↓↓↓

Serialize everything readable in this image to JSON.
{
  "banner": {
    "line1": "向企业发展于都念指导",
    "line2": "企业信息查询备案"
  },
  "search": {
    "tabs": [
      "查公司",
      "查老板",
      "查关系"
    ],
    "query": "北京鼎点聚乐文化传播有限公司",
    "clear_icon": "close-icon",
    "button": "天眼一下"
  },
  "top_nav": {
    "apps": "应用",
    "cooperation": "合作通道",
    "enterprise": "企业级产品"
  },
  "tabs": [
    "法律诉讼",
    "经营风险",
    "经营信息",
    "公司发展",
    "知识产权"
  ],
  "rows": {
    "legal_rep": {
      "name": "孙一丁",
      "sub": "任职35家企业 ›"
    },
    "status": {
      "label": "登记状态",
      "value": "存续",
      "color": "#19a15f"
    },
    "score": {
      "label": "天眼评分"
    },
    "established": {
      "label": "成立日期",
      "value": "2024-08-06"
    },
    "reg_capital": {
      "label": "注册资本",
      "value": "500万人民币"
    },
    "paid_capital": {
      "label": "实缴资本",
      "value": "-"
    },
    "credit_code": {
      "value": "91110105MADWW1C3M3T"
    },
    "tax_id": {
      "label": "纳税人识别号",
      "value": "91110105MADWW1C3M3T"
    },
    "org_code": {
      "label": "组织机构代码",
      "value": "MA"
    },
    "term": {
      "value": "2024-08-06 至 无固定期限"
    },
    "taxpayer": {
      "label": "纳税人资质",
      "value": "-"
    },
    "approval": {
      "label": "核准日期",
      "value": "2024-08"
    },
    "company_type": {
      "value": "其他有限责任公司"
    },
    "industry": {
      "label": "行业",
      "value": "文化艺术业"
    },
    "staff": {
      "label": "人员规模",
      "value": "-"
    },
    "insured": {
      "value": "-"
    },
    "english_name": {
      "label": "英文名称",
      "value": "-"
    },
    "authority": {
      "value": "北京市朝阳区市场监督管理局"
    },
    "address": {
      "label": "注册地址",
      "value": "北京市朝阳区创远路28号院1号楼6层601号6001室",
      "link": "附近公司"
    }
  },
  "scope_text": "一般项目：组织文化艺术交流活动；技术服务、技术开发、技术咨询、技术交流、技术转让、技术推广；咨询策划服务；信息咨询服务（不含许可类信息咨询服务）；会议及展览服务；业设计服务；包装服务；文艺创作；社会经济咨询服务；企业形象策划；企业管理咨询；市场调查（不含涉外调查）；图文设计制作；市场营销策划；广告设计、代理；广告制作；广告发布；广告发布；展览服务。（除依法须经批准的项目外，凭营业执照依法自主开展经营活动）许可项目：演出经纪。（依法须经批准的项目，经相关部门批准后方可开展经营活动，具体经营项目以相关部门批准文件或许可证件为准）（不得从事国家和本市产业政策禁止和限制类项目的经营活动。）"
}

↑↑↑

### Instructions for the task
Each line of the listing above should be output exactly.

### Correct answer
Serialize everything readable in this image to JSON.
{
  "banner": {
    "line1": "向企业发展于都念指导",
    "line2": "企业信息查询备案"
  },
  "search": {
    "tabs": [
      "查公司",
      "查老板",
      "查关系"
    ],
    "query": "北京鼎点聚乐文化传播有限公司",
    "clear_icon": "close-icon",
    "button": "天眼一下"
  },
  "top_nav": {
    "apps": "应用",
    "cooperation": "合作通道",
    "enterprise": "企业级产品"
  },
  "tabs": [
    "法律诉讼",
    "经营风险",
    "经营信息",
    "公司发展",
    "知识产权"
  ],
  "rows": {
    "legal_rep": {
      "name": "孙一丁",
      "sub": "任职35家企业 ›"
    },
    "status": {
      "label": "登记状态",
      "value": "存续",
      "color": "#19a15f"
    },
    "score": {
      "label": "天眼评分"
    },
    "established": {
      "label": "成立日期",
      "value": "2024-08-06"
    },
    "reg_capital": {
      "label": "注册资本",
      "value": "500万人民币"
    },
    "paid_capital": {
      "label": "实缴资本",
      "value": "-"
    },
    "credit_code": {
      "value": "91110105MADWW1C3M3T"
    },
    "tax_id": {
      "label": "纳税人识别号",
      "value": "91110105MADWW1C3M3T"
    },
    "org_code": {
      "label": "组织机构代码",
      "value": "MA"
    },
    "term": {
      "value": "2024-08-06 至 无固定期限"
    },
    "taxpayer": {
      "label": "纳税人资质",
      "value": "-"
    },
    "approval": {
      "label": "核准日期",
      "value": "2024-08"
    },
    "company_type": {
      "value": "其他有限责任公司"
    },
    "industry": {
      "label": "行业",
      "value": "文化艺术业"
    },
    "staff": {
      "label": "人员规模",
      "value": "-"
    },
    "insured": {
      "value": "-"
    },
    "english_name": {
      "label": "英文名称",
      "value": "-"
    },
    "authority": {
      "value": "北京市朝阳区市场监督管理局"
    },
    "address": {
      "label": "注册地址",
      "value": "北京市朝阳区创远路28号院1号楼6层601号6001室",
      "link": "附近公司"
    }
  },
  "scope_text": "一般项目：组织文化艺术交流活动；技术服务、技术开发、技术咨询、技术交流、技术转让、技术推广；咨询策划服务；信息咨询服务（不含许可类信息咨询服务）；会议及展览服务；业设计服务；包装服务；文艺创作；社会经济咨询服务；企业形象策划；企业管理咨询；市场调查（不含涉外调查）；图文设计制作；市场营销策划；广告设计、代理；广告制作；广告发布；广告发布；展览服务。（除依法须经批准的项目外，凭营业执照依法自主开展经营活动）许可项目：演出经纪。（依法须经批准的项目，经相关部门批准后方可开展经营活动，具体经营项目以相关部门批准文件或许可证件为准）（不得从事国家和本市产业政策禁止和限制类项目的经营活动。）"
}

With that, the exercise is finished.